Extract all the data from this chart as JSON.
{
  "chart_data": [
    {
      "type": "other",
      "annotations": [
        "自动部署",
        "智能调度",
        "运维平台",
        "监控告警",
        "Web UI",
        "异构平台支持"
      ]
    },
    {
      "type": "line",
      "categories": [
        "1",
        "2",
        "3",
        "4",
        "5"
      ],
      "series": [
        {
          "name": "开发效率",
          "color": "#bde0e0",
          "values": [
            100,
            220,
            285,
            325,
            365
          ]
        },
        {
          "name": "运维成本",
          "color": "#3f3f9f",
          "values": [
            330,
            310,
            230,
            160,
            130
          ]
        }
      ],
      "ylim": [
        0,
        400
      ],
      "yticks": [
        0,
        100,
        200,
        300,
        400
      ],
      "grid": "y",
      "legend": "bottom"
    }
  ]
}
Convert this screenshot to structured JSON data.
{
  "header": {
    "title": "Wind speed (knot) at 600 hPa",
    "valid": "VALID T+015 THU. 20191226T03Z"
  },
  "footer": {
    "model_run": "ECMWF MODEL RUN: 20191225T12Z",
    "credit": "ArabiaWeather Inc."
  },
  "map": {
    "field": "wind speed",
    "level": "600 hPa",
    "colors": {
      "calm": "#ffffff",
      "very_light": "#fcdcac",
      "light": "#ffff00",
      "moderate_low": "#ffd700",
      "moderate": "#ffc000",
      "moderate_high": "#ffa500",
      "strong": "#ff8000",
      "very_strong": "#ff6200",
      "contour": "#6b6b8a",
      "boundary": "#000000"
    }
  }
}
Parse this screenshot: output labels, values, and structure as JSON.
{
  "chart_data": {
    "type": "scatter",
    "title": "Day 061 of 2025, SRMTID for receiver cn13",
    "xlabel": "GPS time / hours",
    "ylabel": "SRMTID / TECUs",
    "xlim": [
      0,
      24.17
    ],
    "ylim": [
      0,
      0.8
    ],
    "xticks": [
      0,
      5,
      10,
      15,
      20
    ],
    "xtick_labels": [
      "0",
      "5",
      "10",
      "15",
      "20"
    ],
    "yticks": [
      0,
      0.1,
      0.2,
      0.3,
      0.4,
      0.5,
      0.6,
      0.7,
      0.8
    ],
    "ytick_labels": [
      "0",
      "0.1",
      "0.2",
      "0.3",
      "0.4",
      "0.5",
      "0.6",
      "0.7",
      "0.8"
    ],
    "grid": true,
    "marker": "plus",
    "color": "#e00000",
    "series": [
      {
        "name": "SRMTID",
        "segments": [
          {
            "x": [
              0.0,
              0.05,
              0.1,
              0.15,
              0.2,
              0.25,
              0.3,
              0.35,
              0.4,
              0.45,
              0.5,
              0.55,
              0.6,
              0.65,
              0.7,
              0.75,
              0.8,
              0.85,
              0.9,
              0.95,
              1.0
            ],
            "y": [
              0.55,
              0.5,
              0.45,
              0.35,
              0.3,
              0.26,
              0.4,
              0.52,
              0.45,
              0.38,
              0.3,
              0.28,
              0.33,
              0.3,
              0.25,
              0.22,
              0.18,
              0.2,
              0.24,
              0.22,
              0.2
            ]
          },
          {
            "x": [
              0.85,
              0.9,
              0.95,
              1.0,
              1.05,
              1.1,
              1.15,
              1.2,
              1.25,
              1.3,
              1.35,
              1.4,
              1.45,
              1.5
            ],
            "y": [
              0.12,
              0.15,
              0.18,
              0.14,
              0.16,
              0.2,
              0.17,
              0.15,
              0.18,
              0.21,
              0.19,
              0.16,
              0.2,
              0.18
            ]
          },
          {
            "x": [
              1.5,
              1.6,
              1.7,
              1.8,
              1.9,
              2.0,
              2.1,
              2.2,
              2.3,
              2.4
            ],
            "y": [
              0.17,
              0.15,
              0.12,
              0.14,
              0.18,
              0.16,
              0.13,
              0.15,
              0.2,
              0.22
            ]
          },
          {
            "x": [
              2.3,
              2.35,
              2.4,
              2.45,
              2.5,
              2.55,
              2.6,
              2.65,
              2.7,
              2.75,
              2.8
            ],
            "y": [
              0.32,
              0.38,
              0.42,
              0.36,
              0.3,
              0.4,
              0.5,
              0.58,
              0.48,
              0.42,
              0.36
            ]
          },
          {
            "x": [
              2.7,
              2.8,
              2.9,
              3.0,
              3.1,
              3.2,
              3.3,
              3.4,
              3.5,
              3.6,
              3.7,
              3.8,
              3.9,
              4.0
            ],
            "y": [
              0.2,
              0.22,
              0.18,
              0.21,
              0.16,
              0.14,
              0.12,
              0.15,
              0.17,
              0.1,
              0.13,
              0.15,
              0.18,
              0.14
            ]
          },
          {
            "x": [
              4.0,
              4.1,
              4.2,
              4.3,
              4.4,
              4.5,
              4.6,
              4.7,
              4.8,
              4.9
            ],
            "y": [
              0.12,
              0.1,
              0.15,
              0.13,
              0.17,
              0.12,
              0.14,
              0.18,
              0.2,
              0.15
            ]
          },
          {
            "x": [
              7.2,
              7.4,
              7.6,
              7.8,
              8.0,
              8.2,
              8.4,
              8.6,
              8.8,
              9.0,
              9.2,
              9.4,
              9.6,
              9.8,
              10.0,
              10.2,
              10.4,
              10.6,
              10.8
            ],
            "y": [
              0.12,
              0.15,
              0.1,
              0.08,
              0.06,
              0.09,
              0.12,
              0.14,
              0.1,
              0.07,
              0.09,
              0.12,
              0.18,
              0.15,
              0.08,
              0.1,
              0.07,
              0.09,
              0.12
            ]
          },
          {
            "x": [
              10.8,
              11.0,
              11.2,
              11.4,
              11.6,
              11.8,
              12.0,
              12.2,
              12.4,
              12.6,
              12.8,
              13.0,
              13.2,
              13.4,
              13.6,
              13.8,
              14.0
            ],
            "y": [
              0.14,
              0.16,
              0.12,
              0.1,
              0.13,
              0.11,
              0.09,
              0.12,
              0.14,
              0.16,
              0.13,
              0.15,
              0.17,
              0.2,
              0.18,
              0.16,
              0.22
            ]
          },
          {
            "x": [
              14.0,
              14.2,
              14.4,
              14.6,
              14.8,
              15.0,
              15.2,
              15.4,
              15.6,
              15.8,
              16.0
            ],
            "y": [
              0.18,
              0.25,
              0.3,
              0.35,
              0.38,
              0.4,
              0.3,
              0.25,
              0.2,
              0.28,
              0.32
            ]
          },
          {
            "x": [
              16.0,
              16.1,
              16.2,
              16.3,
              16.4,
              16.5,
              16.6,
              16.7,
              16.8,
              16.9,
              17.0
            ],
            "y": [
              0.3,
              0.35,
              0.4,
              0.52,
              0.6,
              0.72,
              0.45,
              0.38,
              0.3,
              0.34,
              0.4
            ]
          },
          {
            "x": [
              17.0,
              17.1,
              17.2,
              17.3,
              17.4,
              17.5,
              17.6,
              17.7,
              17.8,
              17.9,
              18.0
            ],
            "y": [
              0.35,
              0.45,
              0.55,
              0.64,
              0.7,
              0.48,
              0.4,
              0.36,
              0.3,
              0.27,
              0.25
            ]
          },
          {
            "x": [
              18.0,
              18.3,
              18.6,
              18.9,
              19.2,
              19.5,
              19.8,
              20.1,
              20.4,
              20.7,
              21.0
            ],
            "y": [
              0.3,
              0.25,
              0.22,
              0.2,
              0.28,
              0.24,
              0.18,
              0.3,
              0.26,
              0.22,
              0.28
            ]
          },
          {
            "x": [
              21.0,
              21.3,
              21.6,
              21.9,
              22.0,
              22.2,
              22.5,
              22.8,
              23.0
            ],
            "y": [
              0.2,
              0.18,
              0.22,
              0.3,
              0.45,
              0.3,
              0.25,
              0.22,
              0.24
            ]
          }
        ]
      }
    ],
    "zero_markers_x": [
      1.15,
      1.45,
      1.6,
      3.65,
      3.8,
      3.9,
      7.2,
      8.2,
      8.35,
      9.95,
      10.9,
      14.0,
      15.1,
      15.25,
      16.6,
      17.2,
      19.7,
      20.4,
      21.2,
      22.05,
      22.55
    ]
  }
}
# # # #
Goal: Gather up every line in the data above that contains the word "this", copying each one.

Written response:
Extract all the data from this chart as JSON.
Convert this screenshot to structured JSON data.
Parse this screenshot: output labels, values, and structure as JSON.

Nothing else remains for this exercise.